Written exercise:
Report only the number of lines holding "Parse".

• • • •

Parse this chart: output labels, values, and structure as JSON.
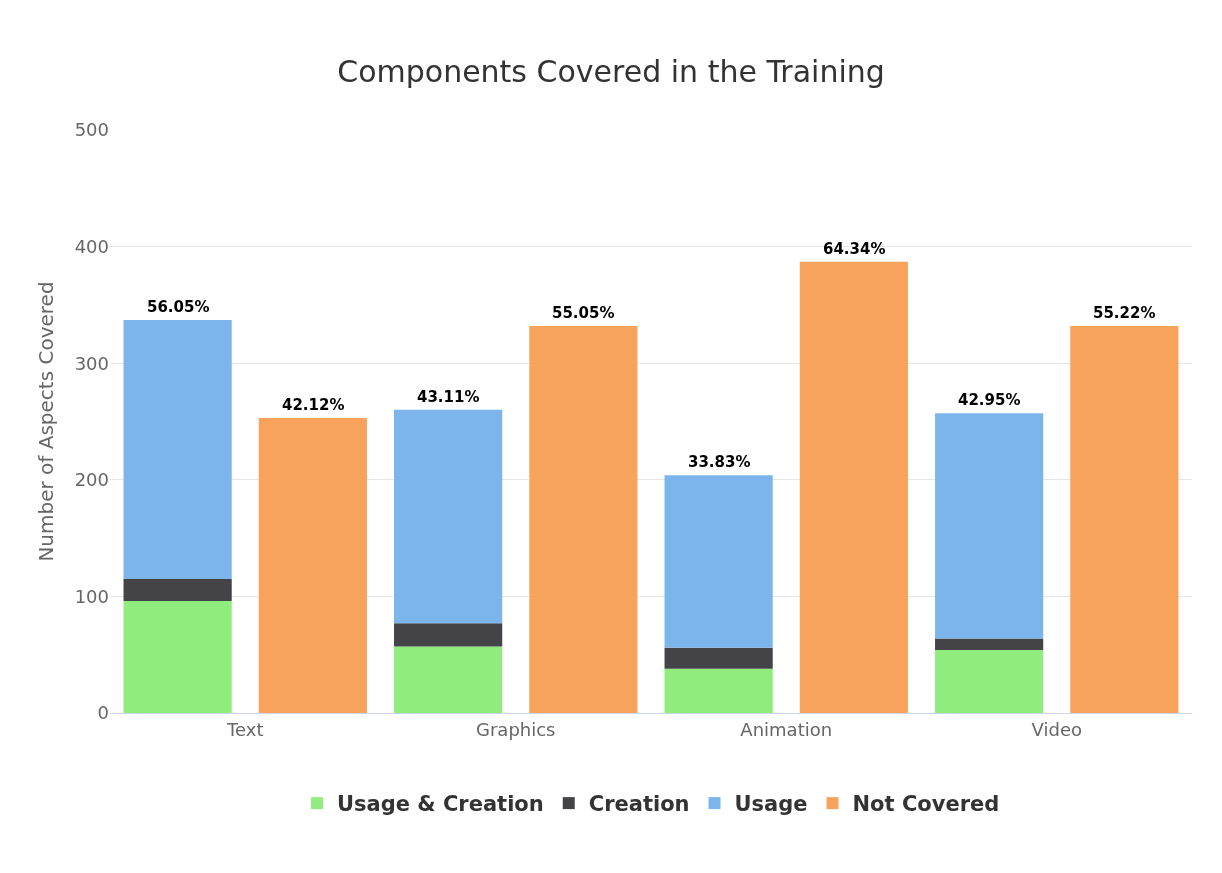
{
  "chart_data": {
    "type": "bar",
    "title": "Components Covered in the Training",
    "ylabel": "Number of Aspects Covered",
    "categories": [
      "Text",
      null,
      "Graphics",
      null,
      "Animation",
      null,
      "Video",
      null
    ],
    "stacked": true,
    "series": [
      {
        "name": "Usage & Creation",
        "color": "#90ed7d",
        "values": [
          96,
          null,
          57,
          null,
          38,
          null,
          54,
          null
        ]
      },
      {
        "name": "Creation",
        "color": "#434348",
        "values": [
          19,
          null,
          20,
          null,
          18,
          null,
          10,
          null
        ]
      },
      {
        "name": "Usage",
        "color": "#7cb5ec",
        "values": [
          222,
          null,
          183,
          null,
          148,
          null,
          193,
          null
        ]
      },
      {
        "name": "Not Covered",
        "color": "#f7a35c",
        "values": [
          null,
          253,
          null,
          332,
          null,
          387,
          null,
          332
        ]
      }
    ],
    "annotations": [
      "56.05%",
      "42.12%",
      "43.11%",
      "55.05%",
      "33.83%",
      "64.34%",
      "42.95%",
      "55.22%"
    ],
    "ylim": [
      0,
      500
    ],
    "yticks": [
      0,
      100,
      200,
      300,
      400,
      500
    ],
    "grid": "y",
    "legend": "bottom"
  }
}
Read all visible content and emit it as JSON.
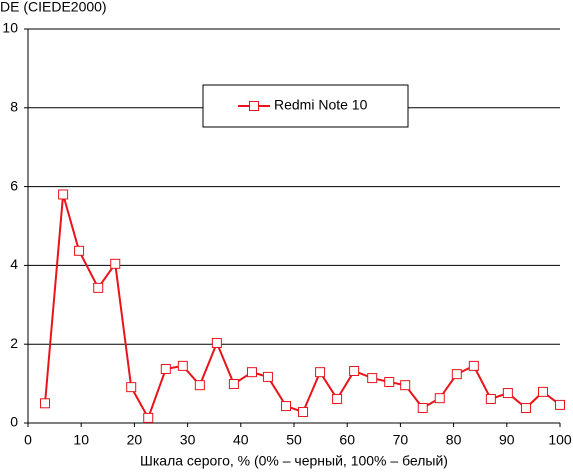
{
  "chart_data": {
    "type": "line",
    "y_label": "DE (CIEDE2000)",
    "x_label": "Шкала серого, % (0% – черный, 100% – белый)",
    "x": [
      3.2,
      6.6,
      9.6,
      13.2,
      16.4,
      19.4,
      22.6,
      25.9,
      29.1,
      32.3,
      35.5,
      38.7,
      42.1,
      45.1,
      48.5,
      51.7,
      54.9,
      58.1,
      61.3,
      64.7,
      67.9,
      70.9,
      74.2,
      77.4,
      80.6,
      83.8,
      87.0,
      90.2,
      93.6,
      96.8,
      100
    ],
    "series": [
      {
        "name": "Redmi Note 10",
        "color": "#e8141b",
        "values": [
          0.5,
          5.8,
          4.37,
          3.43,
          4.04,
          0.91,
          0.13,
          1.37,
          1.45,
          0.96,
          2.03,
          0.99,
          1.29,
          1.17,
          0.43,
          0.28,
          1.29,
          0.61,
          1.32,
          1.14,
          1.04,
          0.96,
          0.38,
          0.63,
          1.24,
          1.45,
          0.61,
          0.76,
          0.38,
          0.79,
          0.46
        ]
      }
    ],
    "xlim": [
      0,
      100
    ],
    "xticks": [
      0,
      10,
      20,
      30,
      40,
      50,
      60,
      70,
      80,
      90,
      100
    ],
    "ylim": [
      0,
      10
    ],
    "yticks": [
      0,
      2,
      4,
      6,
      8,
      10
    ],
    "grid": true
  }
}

• • • •

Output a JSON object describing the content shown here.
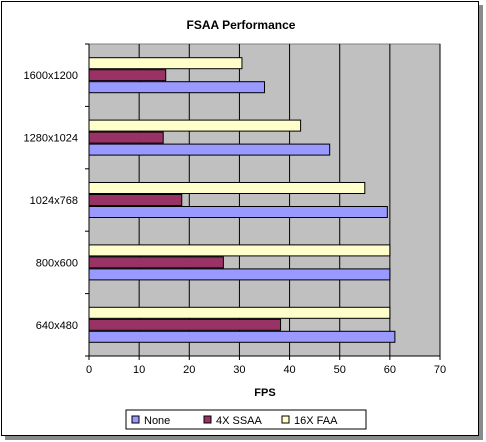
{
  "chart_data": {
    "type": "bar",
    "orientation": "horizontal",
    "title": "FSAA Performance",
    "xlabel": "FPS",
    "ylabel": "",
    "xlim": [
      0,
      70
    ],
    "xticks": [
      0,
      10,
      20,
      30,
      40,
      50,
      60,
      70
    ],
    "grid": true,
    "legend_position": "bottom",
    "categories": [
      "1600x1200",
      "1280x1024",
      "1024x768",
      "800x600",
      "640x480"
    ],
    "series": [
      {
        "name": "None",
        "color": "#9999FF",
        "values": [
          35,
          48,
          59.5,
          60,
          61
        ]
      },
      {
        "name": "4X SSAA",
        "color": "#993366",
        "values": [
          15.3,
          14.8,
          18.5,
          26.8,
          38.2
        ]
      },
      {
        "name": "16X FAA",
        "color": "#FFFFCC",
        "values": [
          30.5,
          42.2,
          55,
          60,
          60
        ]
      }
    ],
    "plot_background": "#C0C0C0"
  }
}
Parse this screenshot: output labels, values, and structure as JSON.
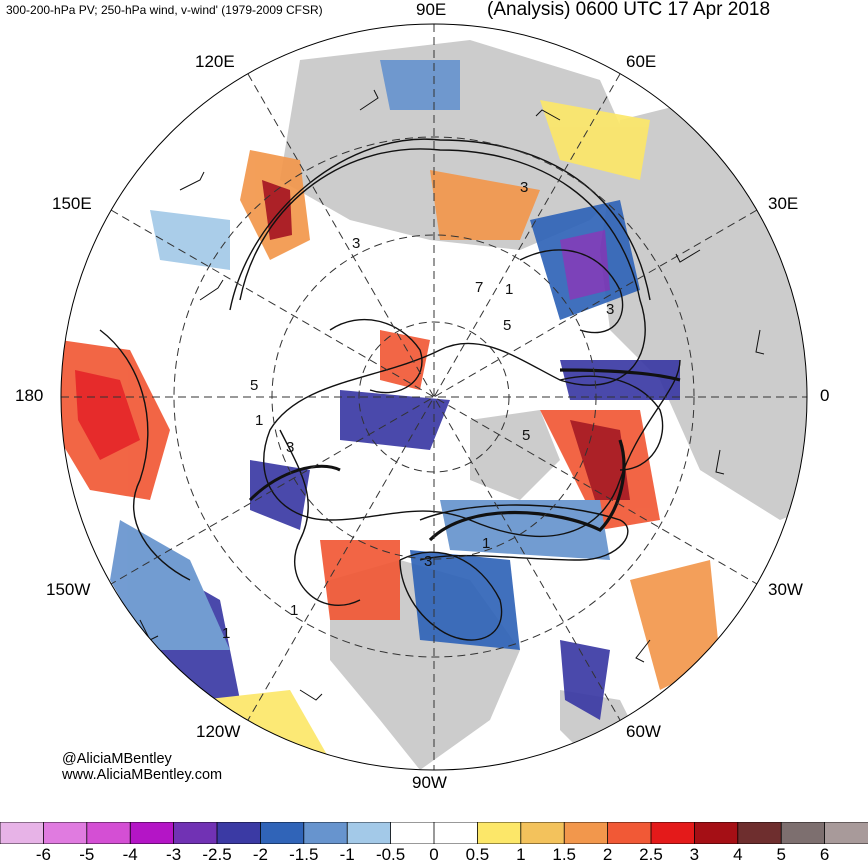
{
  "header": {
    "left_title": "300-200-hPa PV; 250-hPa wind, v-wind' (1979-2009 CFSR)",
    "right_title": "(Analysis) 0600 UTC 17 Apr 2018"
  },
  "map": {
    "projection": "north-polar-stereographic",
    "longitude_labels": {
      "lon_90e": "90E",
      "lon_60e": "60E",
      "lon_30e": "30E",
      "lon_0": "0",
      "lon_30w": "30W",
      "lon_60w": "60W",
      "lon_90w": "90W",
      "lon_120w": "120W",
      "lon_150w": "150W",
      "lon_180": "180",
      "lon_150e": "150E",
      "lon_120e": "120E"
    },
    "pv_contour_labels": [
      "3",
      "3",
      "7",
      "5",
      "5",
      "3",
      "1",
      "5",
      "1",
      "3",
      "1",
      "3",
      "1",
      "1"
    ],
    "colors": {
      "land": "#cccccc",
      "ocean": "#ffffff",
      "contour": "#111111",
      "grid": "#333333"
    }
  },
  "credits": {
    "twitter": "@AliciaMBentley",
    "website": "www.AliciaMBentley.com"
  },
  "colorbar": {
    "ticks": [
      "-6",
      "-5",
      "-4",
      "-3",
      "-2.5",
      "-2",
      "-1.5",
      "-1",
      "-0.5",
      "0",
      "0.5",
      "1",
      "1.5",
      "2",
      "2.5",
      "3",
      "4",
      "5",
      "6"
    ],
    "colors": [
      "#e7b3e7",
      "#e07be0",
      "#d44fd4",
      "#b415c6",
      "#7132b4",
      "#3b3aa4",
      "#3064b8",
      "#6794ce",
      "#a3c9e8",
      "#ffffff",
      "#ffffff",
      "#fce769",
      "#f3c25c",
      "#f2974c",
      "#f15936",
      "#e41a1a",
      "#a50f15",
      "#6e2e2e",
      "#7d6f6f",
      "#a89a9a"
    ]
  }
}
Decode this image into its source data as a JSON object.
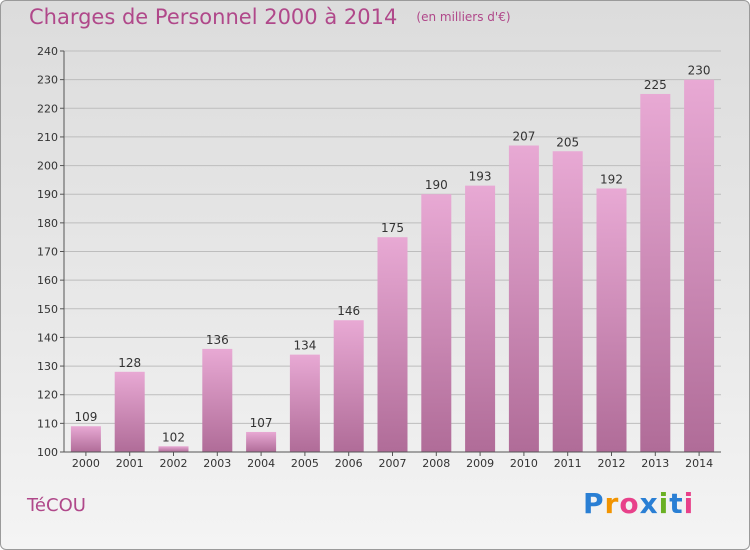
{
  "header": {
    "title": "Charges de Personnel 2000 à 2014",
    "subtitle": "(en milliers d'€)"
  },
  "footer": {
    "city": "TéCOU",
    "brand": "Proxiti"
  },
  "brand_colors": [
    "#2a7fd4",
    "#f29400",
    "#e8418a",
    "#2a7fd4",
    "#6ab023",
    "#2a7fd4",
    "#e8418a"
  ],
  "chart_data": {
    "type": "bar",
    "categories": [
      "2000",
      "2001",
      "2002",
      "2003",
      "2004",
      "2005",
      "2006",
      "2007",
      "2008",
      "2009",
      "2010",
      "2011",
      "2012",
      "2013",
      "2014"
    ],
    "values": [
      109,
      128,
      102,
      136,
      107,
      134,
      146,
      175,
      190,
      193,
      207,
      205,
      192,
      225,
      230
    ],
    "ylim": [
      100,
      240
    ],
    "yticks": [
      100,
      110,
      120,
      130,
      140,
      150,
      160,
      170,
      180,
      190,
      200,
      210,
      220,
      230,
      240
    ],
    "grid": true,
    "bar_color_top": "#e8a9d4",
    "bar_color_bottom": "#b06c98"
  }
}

• • • •

Task result:
2